Annotated region listings
· · · · · · ·
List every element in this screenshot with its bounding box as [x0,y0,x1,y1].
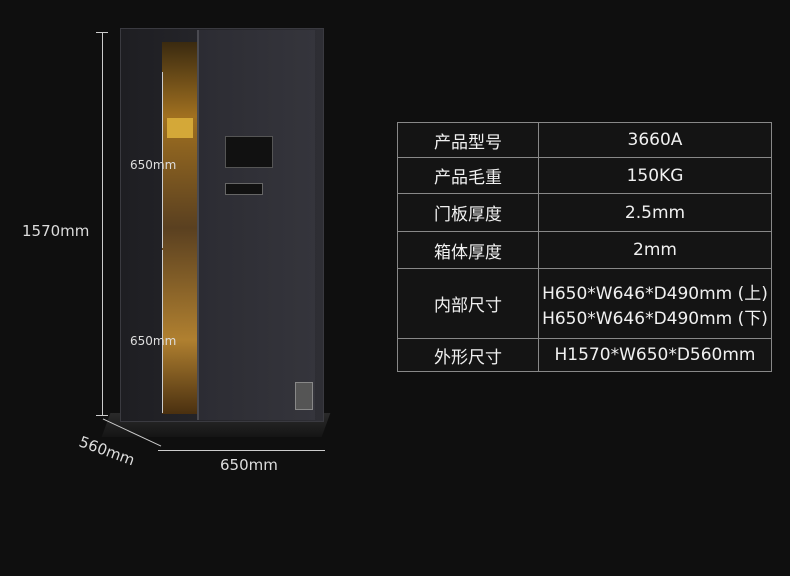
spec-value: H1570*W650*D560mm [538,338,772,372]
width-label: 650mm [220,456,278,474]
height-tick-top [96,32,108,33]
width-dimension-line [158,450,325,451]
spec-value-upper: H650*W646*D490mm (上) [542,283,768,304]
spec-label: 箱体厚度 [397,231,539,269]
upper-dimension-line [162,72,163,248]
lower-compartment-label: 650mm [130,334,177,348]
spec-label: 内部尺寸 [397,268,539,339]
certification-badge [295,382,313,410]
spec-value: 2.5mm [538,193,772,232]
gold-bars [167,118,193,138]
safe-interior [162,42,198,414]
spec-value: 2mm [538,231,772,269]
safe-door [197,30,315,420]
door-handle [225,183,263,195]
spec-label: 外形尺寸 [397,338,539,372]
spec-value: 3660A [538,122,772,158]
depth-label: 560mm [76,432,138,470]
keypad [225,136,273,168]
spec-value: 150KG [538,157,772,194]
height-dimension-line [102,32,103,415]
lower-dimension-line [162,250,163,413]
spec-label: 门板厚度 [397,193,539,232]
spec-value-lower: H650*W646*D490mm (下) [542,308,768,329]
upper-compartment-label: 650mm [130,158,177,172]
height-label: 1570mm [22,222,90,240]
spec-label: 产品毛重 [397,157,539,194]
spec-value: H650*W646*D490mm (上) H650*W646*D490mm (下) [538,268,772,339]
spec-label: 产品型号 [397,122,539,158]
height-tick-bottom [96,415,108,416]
· · · · · · ·
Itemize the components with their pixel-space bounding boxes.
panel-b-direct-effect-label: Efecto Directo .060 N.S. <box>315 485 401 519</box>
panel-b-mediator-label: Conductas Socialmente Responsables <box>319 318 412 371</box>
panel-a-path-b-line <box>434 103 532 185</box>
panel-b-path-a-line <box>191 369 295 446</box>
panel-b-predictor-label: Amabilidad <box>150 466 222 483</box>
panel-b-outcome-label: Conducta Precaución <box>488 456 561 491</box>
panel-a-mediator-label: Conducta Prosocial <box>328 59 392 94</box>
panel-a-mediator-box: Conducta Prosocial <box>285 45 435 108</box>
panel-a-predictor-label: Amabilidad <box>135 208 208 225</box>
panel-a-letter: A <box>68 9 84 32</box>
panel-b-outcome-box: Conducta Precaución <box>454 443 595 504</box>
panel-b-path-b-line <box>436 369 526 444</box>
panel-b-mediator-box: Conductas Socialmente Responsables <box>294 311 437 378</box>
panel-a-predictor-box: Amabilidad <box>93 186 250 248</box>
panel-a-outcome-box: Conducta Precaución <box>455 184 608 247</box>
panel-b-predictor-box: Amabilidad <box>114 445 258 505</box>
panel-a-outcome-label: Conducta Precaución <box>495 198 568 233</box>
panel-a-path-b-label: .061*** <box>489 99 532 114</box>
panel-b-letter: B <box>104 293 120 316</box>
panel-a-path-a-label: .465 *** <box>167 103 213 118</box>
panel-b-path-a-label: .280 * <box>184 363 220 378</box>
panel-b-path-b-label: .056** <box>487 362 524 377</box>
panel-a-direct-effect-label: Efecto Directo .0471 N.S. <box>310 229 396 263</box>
· · · · · · ·
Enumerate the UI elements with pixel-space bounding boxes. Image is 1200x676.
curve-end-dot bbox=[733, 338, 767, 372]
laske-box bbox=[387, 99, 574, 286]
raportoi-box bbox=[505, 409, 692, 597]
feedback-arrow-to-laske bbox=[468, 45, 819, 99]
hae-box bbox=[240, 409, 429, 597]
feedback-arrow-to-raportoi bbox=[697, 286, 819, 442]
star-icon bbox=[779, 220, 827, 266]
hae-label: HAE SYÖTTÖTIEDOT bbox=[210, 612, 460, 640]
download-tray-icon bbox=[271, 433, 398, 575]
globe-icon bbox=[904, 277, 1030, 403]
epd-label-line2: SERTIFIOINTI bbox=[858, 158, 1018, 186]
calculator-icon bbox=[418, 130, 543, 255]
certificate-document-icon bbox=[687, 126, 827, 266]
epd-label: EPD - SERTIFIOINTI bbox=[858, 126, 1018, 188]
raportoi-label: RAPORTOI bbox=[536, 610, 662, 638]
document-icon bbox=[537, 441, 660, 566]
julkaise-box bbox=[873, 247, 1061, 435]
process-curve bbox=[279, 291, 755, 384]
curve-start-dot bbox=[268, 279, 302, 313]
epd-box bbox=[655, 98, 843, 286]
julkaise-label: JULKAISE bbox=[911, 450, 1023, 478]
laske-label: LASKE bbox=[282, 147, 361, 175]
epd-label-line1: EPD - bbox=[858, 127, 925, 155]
· · · · · · ·
* OBJECTIVE *
Copy out the rows from the line with "List every element" up to and including the line with "height-tick-bottom [96,415,108,416]", and leave out the pictures.

* ANSWER TO THE EXERCISE *
List every element in this screenshot with its bounding box as [x0,y0,x1,y1].
spec-value: H1570*W650*D560mm [538,338,772,372]
width-label: 650mm [220,456,278,474]
height-tick-top [96,32,108,33]
width-dimension-line [158,450,325,451]
spec-value-upper: H650*W646*D490mm (上) [542,283,768,304]
spec-label: 箱体厚度 [397,231,539,269]
upper-dimension-line [162,72,163,248]
lower-compartment-label: 650mm [130,334,177,348]
spec-label: 内部尺寸 [397,268,539,339]
certification-badge [295,382,313,410]
spec-value: 2.5mm [538,193,772,232]
gold-bars [167,118,193,138]
safe-interior [162,42,198,414]
spec-value: 2mm [538,231,772,269]
safe-door [197,30,315,420]
door-handle [225,183,263,195]
spec-label: 外形尺寸 [397,338,539,372]
spec-value: 3660A [538,122,772,158]
depth-label: 560mm [76,432,138,470]
keypad [225,136,273,168]
spec-value: 150KG [538,157,772,194]
height-dimension-line [102,32,103,415]
lower-dimension-line [162,250,163,413]
spec-label: 门板厚度 [397,193,539,232]
spec-value-lower: H650*W646*D490mm (下) [542,308,768,329]
upper-compartment-label: 650mm [130,158,177,172]
height-label: 1570mm [22,222,90,240]
spec-label: 产品毛重 [397,157,539,194]
spec-value: H650*W646*D490mm (上) H650*W646*D490mm (下) [538,268,772,339]
spec-label: 产品型号 [397,122,539,158]
height-tick-bottom [96,415,108,416]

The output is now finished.